• **PROBLEM REQUIREMENTS**
Scan the lines below for the word "чистотой". Copy each line you find it in.

• **RAW DATA**
======

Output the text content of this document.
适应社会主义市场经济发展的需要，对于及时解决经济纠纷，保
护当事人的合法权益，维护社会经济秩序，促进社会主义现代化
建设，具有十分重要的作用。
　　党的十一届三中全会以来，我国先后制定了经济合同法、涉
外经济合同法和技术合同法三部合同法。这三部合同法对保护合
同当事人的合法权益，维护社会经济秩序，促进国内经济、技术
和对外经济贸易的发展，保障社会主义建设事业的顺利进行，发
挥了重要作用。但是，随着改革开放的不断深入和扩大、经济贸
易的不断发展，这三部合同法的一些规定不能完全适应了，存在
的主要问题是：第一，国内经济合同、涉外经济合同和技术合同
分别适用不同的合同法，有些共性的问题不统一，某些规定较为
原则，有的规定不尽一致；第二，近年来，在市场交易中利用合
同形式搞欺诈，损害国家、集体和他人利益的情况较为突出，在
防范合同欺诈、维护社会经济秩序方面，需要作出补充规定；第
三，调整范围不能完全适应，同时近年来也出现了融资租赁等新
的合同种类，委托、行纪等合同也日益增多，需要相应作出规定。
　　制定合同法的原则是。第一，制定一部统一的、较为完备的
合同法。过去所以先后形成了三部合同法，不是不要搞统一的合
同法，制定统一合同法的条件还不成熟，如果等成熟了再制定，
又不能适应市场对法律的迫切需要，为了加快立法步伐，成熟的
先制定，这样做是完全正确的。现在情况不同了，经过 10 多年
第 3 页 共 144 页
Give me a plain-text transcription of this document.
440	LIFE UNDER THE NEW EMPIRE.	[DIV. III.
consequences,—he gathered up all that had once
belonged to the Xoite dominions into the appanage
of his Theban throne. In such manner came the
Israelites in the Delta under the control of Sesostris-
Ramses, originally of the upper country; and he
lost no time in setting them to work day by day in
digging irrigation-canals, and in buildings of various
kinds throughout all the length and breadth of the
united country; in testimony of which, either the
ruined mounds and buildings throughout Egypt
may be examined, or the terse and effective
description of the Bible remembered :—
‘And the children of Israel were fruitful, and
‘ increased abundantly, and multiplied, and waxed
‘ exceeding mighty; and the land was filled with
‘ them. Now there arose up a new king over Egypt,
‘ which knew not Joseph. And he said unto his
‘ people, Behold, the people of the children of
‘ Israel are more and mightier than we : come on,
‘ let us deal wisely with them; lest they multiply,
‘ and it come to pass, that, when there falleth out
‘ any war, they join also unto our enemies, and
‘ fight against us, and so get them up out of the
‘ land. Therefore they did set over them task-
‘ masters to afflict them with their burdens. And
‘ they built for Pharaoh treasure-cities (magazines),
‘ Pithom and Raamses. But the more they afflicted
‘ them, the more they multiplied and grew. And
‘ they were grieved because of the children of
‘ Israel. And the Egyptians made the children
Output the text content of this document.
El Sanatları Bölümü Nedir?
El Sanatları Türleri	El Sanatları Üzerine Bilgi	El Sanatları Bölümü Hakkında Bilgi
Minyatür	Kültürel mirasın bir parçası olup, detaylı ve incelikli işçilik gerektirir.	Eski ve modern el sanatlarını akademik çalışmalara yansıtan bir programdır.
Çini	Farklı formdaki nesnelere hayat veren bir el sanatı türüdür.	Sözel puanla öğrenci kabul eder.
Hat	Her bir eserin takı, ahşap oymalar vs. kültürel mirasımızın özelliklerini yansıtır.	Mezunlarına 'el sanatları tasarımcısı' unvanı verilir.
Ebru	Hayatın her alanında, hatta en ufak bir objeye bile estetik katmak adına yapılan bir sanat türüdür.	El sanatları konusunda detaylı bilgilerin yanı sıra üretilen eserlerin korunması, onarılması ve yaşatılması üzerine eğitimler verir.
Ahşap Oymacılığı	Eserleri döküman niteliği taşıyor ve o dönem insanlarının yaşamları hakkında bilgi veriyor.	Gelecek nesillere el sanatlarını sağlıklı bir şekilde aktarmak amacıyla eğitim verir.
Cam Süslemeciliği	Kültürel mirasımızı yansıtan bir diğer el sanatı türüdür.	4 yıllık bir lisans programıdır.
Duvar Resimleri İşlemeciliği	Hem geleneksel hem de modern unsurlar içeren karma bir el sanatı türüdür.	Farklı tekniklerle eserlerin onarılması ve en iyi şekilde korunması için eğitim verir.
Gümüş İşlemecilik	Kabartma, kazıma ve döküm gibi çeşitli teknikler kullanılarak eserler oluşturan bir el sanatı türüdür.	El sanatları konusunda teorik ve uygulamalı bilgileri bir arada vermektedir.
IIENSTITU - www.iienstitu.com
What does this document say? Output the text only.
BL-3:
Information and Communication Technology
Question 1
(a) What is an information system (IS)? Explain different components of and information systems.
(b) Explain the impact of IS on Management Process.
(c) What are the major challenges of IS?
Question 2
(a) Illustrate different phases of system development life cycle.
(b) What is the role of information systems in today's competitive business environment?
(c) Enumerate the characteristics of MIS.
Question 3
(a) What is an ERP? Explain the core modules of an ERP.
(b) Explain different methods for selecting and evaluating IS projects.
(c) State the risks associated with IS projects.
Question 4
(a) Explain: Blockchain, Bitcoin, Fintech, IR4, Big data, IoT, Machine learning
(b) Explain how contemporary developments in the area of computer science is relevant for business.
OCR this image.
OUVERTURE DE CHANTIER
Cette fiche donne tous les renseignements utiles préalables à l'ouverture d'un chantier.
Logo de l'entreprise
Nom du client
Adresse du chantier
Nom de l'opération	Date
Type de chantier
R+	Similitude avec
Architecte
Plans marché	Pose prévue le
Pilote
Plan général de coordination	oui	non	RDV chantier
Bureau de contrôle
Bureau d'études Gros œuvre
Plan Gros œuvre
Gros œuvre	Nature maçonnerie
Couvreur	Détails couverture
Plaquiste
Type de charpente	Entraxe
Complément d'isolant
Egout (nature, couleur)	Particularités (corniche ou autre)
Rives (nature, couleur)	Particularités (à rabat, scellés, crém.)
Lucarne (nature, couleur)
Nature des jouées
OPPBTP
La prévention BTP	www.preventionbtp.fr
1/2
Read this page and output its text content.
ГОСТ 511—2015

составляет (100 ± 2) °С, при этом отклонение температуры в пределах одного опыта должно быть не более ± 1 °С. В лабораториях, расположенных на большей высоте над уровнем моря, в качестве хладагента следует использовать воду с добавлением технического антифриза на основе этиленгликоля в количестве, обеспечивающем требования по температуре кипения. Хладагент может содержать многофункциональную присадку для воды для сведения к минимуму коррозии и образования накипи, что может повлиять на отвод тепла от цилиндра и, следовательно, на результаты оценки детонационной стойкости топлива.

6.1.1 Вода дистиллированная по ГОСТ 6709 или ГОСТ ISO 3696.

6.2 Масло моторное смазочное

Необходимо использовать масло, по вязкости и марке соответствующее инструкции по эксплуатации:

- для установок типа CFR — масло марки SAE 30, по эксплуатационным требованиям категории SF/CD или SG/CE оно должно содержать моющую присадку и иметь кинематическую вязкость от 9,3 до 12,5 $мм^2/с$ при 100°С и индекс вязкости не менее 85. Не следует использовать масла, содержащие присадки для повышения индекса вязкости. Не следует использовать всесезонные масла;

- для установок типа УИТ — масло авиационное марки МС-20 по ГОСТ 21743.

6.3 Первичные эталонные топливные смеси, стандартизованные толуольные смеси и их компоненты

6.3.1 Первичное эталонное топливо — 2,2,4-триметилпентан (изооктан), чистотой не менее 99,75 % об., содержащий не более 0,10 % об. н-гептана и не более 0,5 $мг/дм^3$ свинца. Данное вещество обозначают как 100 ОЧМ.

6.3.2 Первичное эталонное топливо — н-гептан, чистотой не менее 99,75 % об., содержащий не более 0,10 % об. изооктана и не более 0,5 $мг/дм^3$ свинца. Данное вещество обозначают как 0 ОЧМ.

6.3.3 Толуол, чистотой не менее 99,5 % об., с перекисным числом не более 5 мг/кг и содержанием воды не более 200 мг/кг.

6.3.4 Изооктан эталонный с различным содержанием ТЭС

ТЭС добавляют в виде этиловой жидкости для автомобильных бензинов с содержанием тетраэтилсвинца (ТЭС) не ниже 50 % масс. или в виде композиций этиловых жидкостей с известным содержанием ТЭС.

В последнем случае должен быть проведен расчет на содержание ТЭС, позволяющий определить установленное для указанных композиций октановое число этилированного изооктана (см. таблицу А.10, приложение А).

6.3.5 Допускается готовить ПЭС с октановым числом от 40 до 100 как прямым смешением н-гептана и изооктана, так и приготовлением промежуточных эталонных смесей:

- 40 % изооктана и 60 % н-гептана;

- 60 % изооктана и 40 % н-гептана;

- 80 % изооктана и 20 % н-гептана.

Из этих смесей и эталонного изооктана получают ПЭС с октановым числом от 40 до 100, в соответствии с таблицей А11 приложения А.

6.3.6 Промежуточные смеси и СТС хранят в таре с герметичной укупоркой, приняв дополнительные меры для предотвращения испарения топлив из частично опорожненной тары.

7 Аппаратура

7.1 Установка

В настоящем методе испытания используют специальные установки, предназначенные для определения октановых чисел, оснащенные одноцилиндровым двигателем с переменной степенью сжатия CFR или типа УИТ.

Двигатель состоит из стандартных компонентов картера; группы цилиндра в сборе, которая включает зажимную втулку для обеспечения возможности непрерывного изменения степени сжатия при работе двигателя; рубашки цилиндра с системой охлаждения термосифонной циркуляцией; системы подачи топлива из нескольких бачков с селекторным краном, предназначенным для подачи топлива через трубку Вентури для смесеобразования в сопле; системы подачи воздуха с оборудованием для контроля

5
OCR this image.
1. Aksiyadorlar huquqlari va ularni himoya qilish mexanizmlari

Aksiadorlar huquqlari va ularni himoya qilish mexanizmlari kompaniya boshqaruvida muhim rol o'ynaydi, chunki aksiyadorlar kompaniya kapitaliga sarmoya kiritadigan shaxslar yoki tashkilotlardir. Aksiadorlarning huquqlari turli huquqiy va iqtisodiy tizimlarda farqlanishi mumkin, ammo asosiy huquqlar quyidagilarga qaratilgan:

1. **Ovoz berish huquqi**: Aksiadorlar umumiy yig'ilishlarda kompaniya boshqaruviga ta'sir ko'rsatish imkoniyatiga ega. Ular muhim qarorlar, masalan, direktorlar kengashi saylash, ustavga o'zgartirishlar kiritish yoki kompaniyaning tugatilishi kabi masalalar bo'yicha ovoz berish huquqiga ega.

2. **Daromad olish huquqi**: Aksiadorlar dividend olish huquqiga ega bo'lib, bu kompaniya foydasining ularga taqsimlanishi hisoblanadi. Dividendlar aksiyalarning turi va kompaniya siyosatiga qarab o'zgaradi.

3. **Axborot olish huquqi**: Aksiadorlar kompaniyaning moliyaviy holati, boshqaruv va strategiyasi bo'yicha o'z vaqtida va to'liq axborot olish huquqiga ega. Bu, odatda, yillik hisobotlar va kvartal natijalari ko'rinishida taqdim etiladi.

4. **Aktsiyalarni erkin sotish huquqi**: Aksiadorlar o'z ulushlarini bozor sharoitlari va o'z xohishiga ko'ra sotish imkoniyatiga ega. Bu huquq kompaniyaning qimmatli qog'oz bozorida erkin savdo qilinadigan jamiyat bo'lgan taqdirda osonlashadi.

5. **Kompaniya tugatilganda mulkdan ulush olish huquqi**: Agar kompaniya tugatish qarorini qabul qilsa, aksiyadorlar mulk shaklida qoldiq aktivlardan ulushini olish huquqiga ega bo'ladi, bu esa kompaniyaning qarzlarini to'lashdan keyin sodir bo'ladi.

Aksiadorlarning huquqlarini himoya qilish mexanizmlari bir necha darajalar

======

• **OUTPUT BELOW**
6.3.1 Первичное эталонное топливо — 2,2,4-триметилпентан (изооктан), чистотой не менее 99,75 % об., содержащий не более 0,10 % об. н-гептана и не более 0,5 $мг/дм^3$ свинца. Данное вещество обозначают как 100 ОЧМ.
6.3.2 Первичное эталонное топливо — н-гептан, чистотой не менее 99,75 % об., содержащий не более 0,10 % об. изооктана и не более 0,5 $мг/дм^3$ свинца. Данное вещество обозначают как 0 ОЧМ.
6.3.3 Толуол, чистотой не менее 99,5 % об., с перекисным числом не более 5 мг/кг и содержанием воды не более 200 мг/кг.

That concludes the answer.